Показанный отрывок

⁂

Ближе к закату нас пригласили в замок Гьялпо, который вблизи не менее живописен, чем издалека, а прилегающая к нему территория очень ухоженная. Массивное каменное строение раскинулось на высокой скале, неровности которой придают ему живописную асимметричность: где-то высота здания составляет шесть этажей, а где-то ― только три. Как и во дворце Леха, стены от самого основания накренены вовнутрь и достигают трех метров в толщину, а балконы из коричневого дерева и серого камня разбавляют монотонность стен. У входа нас встретили несколько лам в красных одеяниях, вместе с которыми мы по грубой лестнице поднялись на пять лестничных пролетов и вошли в приемную, где нас представили Гьялпо, который был окружен толпой монахов. Он тоже был одет в красное и отличался от остальных только неостриженными волосами, серебряной шапкой из парчи, большими золотыми серьгами и браслетами. Лишенный трона и возможности иметь детей, Гьялпо посвятил себя религии. Он украсил крышу своего замка буддийскими символами (их не видно на рисунке), установил на террасе двенадцатиметровый флагшток, на котором развевалась широкая лента такой же длины, полностью исписанная мантрами «
Замок в Стоке столь же массивный, как и наши средневековые сооружения, однако внутри гораздо больше света и пространства. Мне было очень интересно увидеть стиль архитектуры, не имеющий ничего общего с европейским. В интерьере не использовались ни ткани из Манчестера, ни русские безделушки. Комната Гьялпо была покрыта крышей только на шесть футов вдоль стен, где ее поддерживали красные колонны. Над головой темно-синее тибетское небо постепенно заливал закатный румянец, а из окна с крытым каменным балконом открывался чарующий вид на алые хребты, в сгущающихся сумерках казалось, что они состоят из полупрозрачного аметиста. Потолок был расписан арабесками, а в одном конце комнаты находился альков, богато украшенный деревянным резным орнаментом.

⁂

Исходные записи
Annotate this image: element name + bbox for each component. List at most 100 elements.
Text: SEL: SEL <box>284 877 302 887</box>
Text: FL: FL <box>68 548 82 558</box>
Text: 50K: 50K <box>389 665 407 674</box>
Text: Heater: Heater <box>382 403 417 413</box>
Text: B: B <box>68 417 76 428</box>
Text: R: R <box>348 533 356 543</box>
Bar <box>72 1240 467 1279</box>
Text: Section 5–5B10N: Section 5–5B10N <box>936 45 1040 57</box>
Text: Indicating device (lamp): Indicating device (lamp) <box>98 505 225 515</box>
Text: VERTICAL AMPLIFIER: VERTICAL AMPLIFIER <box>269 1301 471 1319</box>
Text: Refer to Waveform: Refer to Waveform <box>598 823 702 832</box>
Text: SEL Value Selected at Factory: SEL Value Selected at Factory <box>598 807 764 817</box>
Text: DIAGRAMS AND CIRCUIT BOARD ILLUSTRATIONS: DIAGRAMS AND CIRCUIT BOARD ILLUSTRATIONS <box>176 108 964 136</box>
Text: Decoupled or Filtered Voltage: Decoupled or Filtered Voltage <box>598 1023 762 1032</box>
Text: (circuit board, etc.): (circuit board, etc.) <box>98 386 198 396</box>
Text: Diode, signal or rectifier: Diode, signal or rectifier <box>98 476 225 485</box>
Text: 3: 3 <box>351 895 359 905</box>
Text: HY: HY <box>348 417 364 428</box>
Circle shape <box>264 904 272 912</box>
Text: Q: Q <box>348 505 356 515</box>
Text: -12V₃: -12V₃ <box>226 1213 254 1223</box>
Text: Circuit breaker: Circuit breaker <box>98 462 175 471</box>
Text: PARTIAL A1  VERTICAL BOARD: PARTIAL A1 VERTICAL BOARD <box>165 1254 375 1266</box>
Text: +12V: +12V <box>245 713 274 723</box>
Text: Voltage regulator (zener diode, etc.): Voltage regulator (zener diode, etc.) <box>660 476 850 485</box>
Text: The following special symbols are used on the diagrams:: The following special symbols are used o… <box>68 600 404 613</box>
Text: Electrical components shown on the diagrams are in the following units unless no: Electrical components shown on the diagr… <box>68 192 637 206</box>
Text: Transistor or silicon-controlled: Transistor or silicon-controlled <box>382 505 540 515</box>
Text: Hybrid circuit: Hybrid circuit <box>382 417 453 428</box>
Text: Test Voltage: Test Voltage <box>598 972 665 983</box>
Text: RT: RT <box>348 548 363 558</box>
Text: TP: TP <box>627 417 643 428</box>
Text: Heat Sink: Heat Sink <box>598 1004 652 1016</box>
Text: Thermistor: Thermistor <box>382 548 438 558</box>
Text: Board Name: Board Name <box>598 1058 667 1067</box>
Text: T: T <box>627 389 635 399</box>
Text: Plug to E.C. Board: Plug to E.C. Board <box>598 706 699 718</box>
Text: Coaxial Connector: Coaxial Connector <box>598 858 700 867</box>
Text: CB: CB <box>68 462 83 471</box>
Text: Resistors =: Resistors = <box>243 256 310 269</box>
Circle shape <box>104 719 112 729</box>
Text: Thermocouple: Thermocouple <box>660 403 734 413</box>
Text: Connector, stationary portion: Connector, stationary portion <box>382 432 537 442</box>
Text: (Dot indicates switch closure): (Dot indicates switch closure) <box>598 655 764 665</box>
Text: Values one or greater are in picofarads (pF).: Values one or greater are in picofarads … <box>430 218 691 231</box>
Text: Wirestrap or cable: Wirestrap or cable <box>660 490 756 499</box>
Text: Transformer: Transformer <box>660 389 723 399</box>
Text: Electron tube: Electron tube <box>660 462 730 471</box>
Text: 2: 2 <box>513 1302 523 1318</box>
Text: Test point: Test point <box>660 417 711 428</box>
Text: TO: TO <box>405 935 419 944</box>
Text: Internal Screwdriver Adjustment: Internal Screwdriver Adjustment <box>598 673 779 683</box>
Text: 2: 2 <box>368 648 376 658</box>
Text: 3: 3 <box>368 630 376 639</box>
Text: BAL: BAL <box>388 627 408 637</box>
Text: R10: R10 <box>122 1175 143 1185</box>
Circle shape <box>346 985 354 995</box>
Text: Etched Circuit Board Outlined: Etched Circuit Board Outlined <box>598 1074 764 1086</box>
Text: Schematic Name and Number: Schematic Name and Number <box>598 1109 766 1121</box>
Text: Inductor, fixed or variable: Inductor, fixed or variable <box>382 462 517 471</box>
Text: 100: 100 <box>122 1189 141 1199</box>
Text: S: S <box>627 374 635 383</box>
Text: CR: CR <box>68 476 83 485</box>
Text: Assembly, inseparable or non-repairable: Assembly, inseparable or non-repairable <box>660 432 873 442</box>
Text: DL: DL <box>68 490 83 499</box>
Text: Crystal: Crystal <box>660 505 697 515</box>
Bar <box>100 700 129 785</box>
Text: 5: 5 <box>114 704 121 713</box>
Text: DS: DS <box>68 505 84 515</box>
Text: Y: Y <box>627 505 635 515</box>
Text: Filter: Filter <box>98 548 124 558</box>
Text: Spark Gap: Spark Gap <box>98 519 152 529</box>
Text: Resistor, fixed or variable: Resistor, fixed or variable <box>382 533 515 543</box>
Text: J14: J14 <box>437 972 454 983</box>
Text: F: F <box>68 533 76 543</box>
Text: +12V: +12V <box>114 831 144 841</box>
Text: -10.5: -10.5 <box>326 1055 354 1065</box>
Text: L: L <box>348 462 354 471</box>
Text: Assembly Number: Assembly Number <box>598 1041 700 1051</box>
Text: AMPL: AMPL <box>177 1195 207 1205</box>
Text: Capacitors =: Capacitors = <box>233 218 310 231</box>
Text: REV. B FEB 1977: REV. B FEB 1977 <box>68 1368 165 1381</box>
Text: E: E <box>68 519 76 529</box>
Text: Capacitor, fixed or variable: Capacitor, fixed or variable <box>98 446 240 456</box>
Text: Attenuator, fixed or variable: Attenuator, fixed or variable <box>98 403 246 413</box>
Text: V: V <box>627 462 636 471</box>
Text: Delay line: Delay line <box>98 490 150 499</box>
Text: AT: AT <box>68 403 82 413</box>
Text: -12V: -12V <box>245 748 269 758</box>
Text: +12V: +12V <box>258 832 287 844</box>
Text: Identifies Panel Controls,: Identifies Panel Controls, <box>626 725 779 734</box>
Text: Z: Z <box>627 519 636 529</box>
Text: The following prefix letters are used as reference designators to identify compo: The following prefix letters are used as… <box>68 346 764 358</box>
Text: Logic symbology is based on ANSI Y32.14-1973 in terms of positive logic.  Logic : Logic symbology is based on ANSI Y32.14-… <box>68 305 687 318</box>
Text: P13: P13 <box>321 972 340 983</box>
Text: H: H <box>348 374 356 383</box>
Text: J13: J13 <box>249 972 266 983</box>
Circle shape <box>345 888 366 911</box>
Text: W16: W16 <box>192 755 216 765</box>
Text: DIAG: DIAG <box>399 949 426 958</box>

⁂

Что сделать
(1) Скопируйте без изменений строки записей: всё от самого начала записей вниз до строки, содержащей «Bar <box>72 1240 467 1279</box>», включая обе границы.
(2) Продолжите, пожалуйста, отрывок о замке Гьялпо, начав сразу после его последнего предложения.

Ответы по заданиям
(1)
Annotate this image: element name + bbox for each component. List at most 100 elements.
Text: SEL: SEL <box>284 877 302 887</box>
Text: FL: FL <box>68 548 82 558</box>
Text: 50K: 50K <box>389 665 407 674</box>
Text: Heater: Heater <box>382 403 417 413</box>
Text: B: B <box>68 417 76 428</box>
Text: R: R <box>348 533 356 543</box>
Bar <box>72 1240 467 1279</box>

(2)
Гьялпо, гладколицый, двадцативосьмилетний человек довольно глупого вида, сидел на ковре на полу. Он пригласил нас сесть рядом, затем принесли кофе, мед и абрикосы, но разговор не клеился. Он сам ничего не говорил и не поддерживал тем, предложенных доктором Марксом. К счастью, мы захватили с собой альбомы с набросками, виды нескольких мест были узнаны и очень заинтересовали присутствующих. Ламы и слуги, которые прежде почтительно стояли, сели на пол, чтобы получше рассмотреть рисунки, и даже Гьялпо оживился. Так что наш визит завершился вполне успешно.
В приемной была дверь, ведущая в святилище, куда через некоторое время вошли тридцать лам и начали службу, однако Гьялпо так и остался стоять на своем ковре. Полутьму храма еще более сгущали десятки свисающих с потолка закопченных и пыльных знамен из золотой и серебряной парчи. Помимо обычных буддийских символов там были старинные музыкальные инструменты, изящно инкрустированные черненым золотом или серебром, а также необычайно прочные и мощные луки, изготовленные из искусно соединенных фрагментов рога, чтобы натянуть тетиву такого лука требовалось два человека. Ламы бормотали молитвы со скоростью несущегося поезда, аккомпанируя себе на цимбалах и барабанах, а другие время от времени дули в громадные серебряные трубы, вероятно, аналогичные тем, от звуков которых рухнули стены Иерихона. Из-за двери доносилась музыка, нестройный монотонный гул пронзительных голосов и резкий смрад застоявшегося дыма можжевеловой стружки, прогорклого масла и нестиранной шерстяной одежды. По ночам я часто просыпалась от ржания и фырканья затевающих драку жеребцов, а в неподвижном воздухе постоянно слышались молитвенные песнопения.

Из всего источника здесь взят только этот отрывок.